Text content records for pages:
◇ ◇ ◇
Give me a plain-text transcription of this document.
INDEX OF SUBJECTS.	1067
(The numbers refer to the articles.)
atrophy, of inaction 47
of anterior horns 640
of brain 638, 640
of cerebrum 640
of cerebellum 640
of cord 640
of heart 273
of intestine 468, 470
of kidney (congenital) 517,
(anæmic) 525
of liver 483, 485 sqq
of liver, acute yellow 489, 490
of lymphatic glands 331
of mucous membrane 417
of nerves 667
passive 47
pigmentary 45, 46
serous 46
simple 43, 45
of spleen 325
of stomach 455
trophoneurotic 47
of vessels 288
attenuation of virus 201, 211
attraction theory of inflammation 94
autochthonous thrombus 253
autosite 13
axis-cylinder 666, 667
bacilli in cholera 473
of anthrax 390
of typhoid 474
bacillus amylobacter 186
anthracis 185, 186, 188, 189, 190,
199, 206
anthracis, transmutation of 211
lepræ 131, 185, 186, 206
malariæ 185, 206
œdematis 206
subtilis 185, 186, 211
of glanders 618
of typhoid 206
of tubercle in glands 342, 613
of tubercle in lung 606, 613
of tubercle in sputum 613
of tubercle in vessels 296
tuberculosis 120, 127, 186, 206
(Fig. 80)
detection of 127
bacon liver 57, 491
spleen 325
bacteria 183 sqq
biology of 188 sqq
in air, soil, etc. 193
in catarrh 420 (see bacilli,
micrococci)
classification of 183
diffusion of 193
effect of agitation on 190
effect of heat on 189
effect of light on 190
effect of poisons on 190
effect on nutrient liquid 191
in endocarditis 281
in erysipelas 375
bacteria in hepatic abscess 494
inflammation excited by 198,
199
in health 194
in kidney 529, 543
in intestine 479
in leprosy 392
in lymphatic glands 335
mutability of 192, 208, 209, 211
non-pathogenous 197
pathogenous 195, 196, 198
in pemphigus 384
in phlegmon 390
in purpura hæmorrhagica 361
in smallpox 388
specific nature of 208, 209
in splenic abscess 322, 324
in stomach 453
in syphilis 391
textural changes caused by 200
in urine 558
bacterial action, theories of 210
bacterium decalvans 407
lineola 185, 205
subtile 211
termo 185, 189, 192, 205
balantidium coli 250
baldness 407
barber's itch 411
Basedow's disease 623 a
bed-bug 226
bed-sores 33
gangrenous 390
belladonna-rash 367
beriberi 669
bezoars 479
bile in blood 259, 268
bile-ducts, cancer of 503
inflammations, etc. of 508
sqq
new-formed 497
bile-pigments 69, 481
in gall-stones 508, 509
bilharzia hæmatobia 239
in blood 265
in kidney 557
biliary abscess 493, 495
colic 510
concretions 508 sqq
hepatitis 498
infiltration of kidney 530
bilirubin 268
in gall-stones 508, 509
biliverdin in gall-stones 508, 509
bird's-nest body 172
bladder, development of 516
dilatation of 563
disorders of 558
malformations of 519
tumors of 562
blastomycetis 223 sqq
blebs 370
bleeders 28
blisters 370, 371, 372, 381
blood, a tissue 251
◇ ◇ ◇
- **EXERCISE**
Reproduce the preceding records exactly and completely.

- **ANSWER SPACE**
Give me a plain-text transcription of this document.
INDEX OF SUBJECTS.	1067
(The numbers refer to the articles.)
atrophy, of inaction 47
of anterior horns 640
of brain 638, 640
of cerebrum 640
of cerebellum 640
of cord 640
of heart 273
of intestine 468, 470
of kidney (congenital) 517,
(anæmic) 525
of liver 483, 485 sqq
of liver, acute yellow 489, 490
of lymphatic glands 331
of mucous membrane 417
of nerves 667
passive 47
pigmentary 45, 46
serous 46
simple 43, 45
of spleen 325
of stomach 455
trophoneurotic 47
of vessels 288
attenuation of virus 201, 211
attraction theory of inflammation 94
autochthonous thrombus 253
autosite 13
axis-cylinder 666, 667
bacilli in cholera 473
of anthrax 390
of typhoid 474
bacillus amylobacter 186
anthracis 185, 186, 188, 189, 190,
199, 206
anthracis, transmutation of 211
lepræ 131, 185, 186, 206
malariæ 185, 206
œdematis 206
subtilis 185, 186, 211
of glanders 618
of typhoid 206
of tubercle in glands 342, 613
of tubercle in lung 606, 613
of tubercle in sputum 613
of tubercle in vessels 296
tuberculosis 120, 127, 186, 206
(Fig. 80)
detection of 127
bacon liver 57, 491
spleen 325
bacteria 183 sqq
biology of 188 sqq
in air, soil, etc. 193
in catarrh 420 (see bacilli,
micrococci)
classification of 183
diffusion of 193
effect of agitation on 190
effect of heat on 189
effect of light on 190
effect of poisons on 190
effect on nutrient liquid 191
in endocarditis 281
in erysipelas 375
bacteria in hepatic abscess 494
inflammation excited by 198,
199
in health 194
in kidney 529, 543
in intestine 479
in leprosy 392
in lymphatic glands 335
mutability of 192, 208, 209, 211
non-pathogenous 197
pathogenous 195, 196, 198
in pemphigus 384
in phlegmon 390
in purpura hæmorrhagica 361
in smallpox 388
specific nature of 208, 209
in splenic abscess 322, 324
in stomach 453
in syphilis 391
textural changes caused by 200
in urine 558
bacterial action, theories of 210
bacterium decalvans 407
lineola 185, 205
subtile 211
termo 185, 189, 192, 205
balantidium coli 250
baldness 407
barber's itch 411
Basedow's disease 623 a
bed-bug 226
bed-sores 33
gangrenous 390
belladonna-rash 367
beriberi 669
bezoars 479
bile in blood 259, 268
bile-ducts, cancer of 503
inflammations, etc. of 508
sqq
new-formed 497
bile-pigments 69, 481
in gall-stones 508, 509
bilharzia hæmatobia 239
in blood 265
in kidney 557
biliary abscess 493, 495
colic 510
concretions 508 sqq
hepatitis 498
infiltration of kidney 530
bilirubin 268
in gall-stones 508, 509
biliverdin in gall-stones 508, 509
bird's-nest body 172
bladder, development of 516
dilatation of 563
disorders of 558
malformations of 519
tumors of 562
blastomycetis 223 sqq
blebs 370
bleeders 28
blisters 370, 371, 372, 381
blood, a tissue 251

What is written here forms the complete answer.